SUPPLIED RECORDS:
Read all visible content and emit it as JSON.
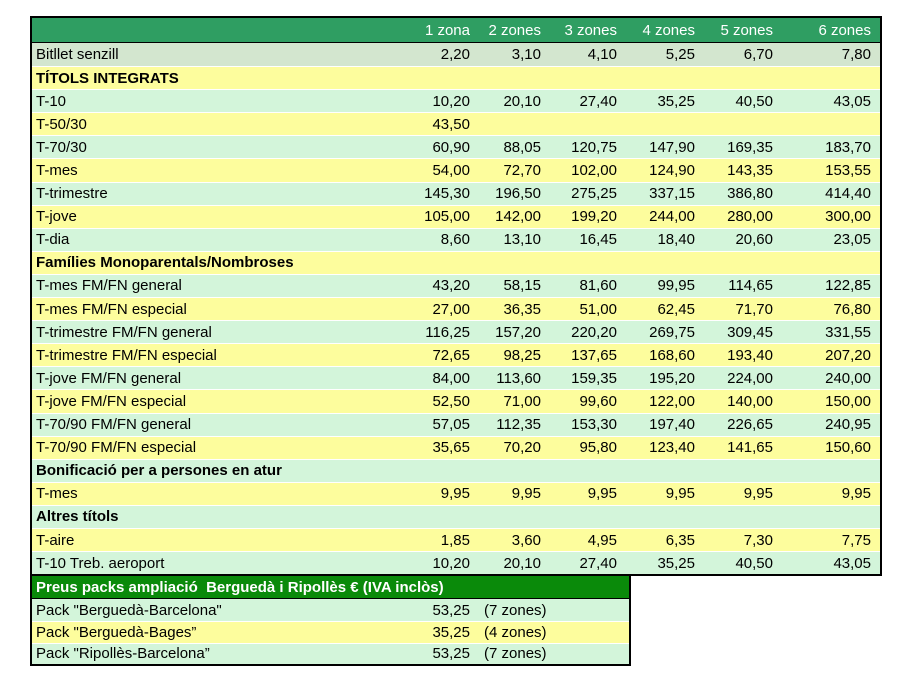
{
  "colors": {
    "header_bg": "#2F9E62",
    "header_text": "#FFFFFF",
    "row_sage": "#D3E6CF",
    "row_green": "#D3F5DA",
    "row_yellow": "#FDFD9D",
    "pack_header_bg": "#0A8A0A",
    "pack_header_text": "#FFFFFF",
    "text": "#000000"
  },
  "chart_data": [
    {
      "type": "table",
      "columns": [
        "1 zona",
        "2 zones",
        "3 zones",
        "4 zones",
        "5 zones",
        "6 zones"
      ],
      "rows": [
        {
          "label": "Bitllet senzill",
          "bg": "sage",
          "values": [
            "2,20",
            "3,10",
            "4,10",
            "5,25",
            "6,70",
            "7,80"
          ]
        },
        {
          "label": "TÍTOLS INTEGRATS",
          "section": true,
          "bg": "yellow"
        },
        {
          "label": "T-10",
          "bg": "green",
          "values": [
            "10,20",
            "20,10",
            "27,40",
            "35,25",
            "40,50",
            "43,05"
          ]
        },
        {
          "label": "T-50/30",
          "bg": "yellow",
          "values": [
            "43,50",
            "",
            "",
            "",
            "",
            ""
          ]
        },
        {
          "label": "T-70/30",
          "bg": "green",
          "values": [
            "60,90",
            "88,05",
            "120,75",
            "147,90",
            "169,35",
            "183,70"
          ]
        },
        {
          "label": "T-mes",
          "bg": "yellow",
          "values": [
            "54,00",
            "72,70",
            "102,00",
            "124,90",
            "143,35",
            "153,55"
          ]
        },
        {
          "label": "T-trimestre",
          "bg": "green",
          "values": [
            "145,30",
            "196,50",
            "275,25",
            "337,15",
            "386,80",
            "414,40"
          ]
        },
        {
          "label": "T-jove",
          "bg": "yellow",
          "values": [
            "105,00",
            "142,00",
            "199,20",
            "244,00",
            "280,00",
            "300,00"
          ]
        },
        {
          "label": "T-dia",
          "bg": "green",
          "values": [
            "8,60",
            "13,10",
            "16,45",
            "18,40",
            "20,60",
            "23,05"
          ]
        },
        {
          "label": "Famílies Monoparentals/Nombroses",
          "section": true,
          "bg": "yellow"
        },
        {
          "label": "T-mes FM/FN general",
          "bg": "green",
          "values": [
            "43,20",
            "58,15",
            "81,60",
            "99,95",
            "114,65",
            "122,85"
          ]
        },
        {
          "label": "T-mes FM/FN especial",
          "bg": "yellow",
          "values": [
            "27,00",
            "36,35",
            "51,00",
            "62,45",
            "71,70",
            "76,80"
          ]
        },
        {
          "label": "T-trimestre FM/FN general",
          "bg": "green",
          "values": [
            "116,25",
            "157,20",
            "220,20",
            "269,75",
            "309,45",
            "331,55"
          ]
        },
        {
          "label": "T-trimestre FM/FN especial",
          "bg": "yellow",
          "values": [
            "72,65",
            "98,25",
            "137,65",
            "168,60",
            "193,40",
            "207,20"
          ]
        },
        {
          "label": "T-jove FM/FN general",
          "bg": "green",
          "values": [
            "84,00",
            "113,60",
            "159,35",
            "195,20",
            "224,00",
            "240,00"
          ]
        },
        {
          "label": "T-jove FM/FN especial",
          "bg": "yellow",
          "values": [
            "52,50",
            "71,00",
            "99,60",
            "122,00",
            "140,00",
            "150,00"
          ]
        },
        {
          "label": "T-70/90 FM/FN general",
          "bg": "green",
          "values": [
            "57,05",
            "112,35",
            "153,30",
            "197,40",
            "226,65",
            "240,95"
          ]
        },
        {
          "label": "T-70/90 FM/FN especial",
          "bg": "yellow",
          "values": [
            "35,65",
            "70,20",
            "95,80",
            "123,40",
            "141,65",
            "150,60"
          ]
        },
        {
          "label": "Bonificació per a persones en atur",
          "section": true,
          "bg": "green"
        },
        {
          "label": "T-mes",
          "bg": "yellow",
          "values": [
            "9,95",
            "9,95",
            "9,95",
            "9,95",
            "9,95",
            "9,95"
          ]
        },
        {
          "label": "Altres títols",
          "section": true,
          "bg": "green"
        },
        {
          "label": "T-aire",
          "bg": "yellow",
          "values": [
            "1,85",
            "3,60",
            "4,95",
            "6,35",
            "7,30",
            "7,75"
          ]
        },
        {
          "label": "T-10 Treb. aeroport",
          "bg": "green",
          "values": [
            "10,20",
            "20,10",
            "27,40",
            "35,25",
            "40,50",
            "43,05"
          ]
        }
      ]
    },
    {
      "type": "table",
      "title": "Preus packs ampliació  Berguedà i Ripollès € (IVA inclòs)",
      "rows": [
        {
          "label": "Pack \"Berguedà-Barcelona\"",
          "price": "53,25",
          "zones": "(7 zones)",
          "bg": "green"
        },
        {
          "label": "Pack \"Berguedà-Bages”",
          "price": "35,25",
          "zones": "(4 zones)",
          "bg": "yellow"
        },
        {
          "label": "Pack \"Ripollès-Barcelona”",
          "price": "53,25",
          "zones": "(7 zones)",
          "bg": "green"
        }
      ]
    }
  ]
}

DO THIS: In the copy, include all records verbatim but no images.

RESULT OF THIS EXERCISE:
Read all visible content and emit it as JSON.
{
  "colors": {
    "header_bg": "#2F9E62",
    "header_text": "#FFFFFF",
    "row_sage": "#D3E6CF",
    "row_green": "#D3F5DA",
    "row_yellow": "#FDFD9D",
    "pack_header_bg": "#0A8A0A",
    "pack_header_text": "#FFFFFF",
    "text": "#000000"
  },
  "chart_data": [
    {
      "type": "table",
      "columns": [
        "1 zona",
        "2 zones",
        "3 zones",
        "4 zones",
        "5 zones",
        "6 zones"
      ],
      "rows": [
        {
          "label": "Bitllet senzill",
          "bg": "sage",
          "values": [
            "2,20",
            "3,10",
            "4,10",
            "5,25",
            "6,70",
            "7,80"
          ]
        },
        {
          "label": "TÍTOLS INTEGRATS",
          "section": true,
          "bg": "yellow"
        },
        {
          "label": "T-10",
          "bg": "green",
          "values": [
            "10,20",
            "20,10",
            "27,40",
            "35,25",
            "40,50",
            "43,05"
          ]
        },
        {
          "label": "T-50/30",
          "bg": "yellow",
          "values": [
            "43,50",
            "",
            "",
            "",
            "",
            ""
          ]
        },
        {
          "label": "T-70/30",
          "bg": "green",
          "values": [
            "60,90",
            "88,05",
            "120,75",
            "147,90",
            "169,35",
            "183,70"
          ]
        },
        {
          "label": "T-mes",
          "bg": "yellow",
          "values": [
            "54,00",
            "72,70",
            "102,00",
            "124,90",
            "143,35",
            "153,55"
          ]
        },
        {
          "label": "T-trimestre",
          "bg": "green",
          "values": [
            "145,30",
            "196,50",
            "275,25",
            "337,15",
            "386,80",
            "414,40"
          ]
        },
        {
          "label": "T-jove",
          "bg": "yellow",
          "values": [
            "105,00",
            "142,00",
            "199,20",
            "244,00",
            "280,00",
            "300,00"
          ]
        },
        {
          "label": "T-dia",
          "bg": "green",
          "values": [
            "8,60",
            "13,10",
            "16,45",
            "18,40",
            "20,60",
            "23,05"
          ]
        },
        {
          "label": "Famílies Monoparentals/Nombroses",
          "section": true,
          "bg": "yellow"
        },
        {
          "label": "T-mes FM/FN general",
          "bg": "green",
          "values": [
            "43,20",
            "58,15",
            "81,60",
            "99,95",
            "114,65",
            "122,85"
          ]
        },
        {
          "label": "T-mes FM/FN especial",
          "bg": "yellow",
          "values": [
            "27,00",
            "36,35",
            "51,00",
            "62,45",
            "71,70",
            "76,80"
          ]
        },
        {
          "label": "T-trimestre FM/FN general",
          "bg": "green",
          "values": [
            "116,25",
            "157,20",
            "220,20",
            "269,75",
            "309,45",
            "331,55"
          ]
        },
        {
          "label": "T-trimestre FM/FN especial",
          "bg": "yellow",
          "values": [
            "72,65",
            "98,25",
            "137,65",
            "168,60",
            "193,40",
            "207,20"
          ]
        },
        {
          "label": "T-jove FM/FN general",
          "bg": "green",
          "values": [
            "84,00",
            "113,60",
            "159,35",
            "195,20",
            "224,00",
            "240,00"
          ]
        },
        {
          "label": "T-jove FM/FN especial",
          "bg": "yellow",
          "values": [
            "52,50",
            "71,00",
            "99,60",
            "122,00",
            "140,00",
            "150,00"
          ]
        },
        {
          "label": "T-70/90 FM/FN general",
          "bg": "green",
          "values": [
            "57,05",
            "112,35",
            "153,30",
            "197,40",
            "226,65",
            "240,95"
          ]
        },
        {
          "label": "T-70/90 FM/FN especial",
          "bg": "yellow",
          "values": [
            "35,65",
            "70,20",
            "95,80",
            "123,40",
            "141,65",
            "150,60"
          ]
        },
        {
          "label": "Bonificació per a persones en atur",
          "section": true,
          "bg": "green"
        },
        {
          "label": "T-mes",
          "bg": "yellow",
          "values": [
            "9,95",
            "9,95",
            "9,95",
            "9,95",
            "9,95",
            "9,95"
          ]
        },
        {
          "label": "Altres títols",
          "section": true,
          "bg": "green"
        },
        {
          "label": "T-aire",
          "bg": "yellow",
          "values": [
            "1,85",
            "3,60",
            "4,95",
            "6,35",
            "7,30",
            "7,75"
          ]
        },
        {
          "label": "T-10 Treb. aeroport",
          "bg": "green",
          "values": [
            "10,20",
            "20,10",
            "27,40",
            "35,25",
            "40,50",
            "43,05"
          ]
        }
      ]
    },
    {
      "type": "table",
      "title": "Preus packs ampliació  Berguedà i Ripollès € (IVA inclòs)",
      "rows": [
        {
          "label": "Pack \"Berguedà-Barcelona\"",
          "price": "53,25",
          "zones": "(7 zones)",
          "bg": "green"
        },
        {
          "label": "Pack \"Berguedà-Bages”",
          "price": "35,25",
          "zones": "(4 zones)",
          "bg": "yellow"
        },
        {
          "label": "Pack \"Ripollès-Barcelona”",
          "price": "53,25",
          "zones": "(7 zones)",
          "bg": "green"
        }
      ]
    }
  ]
}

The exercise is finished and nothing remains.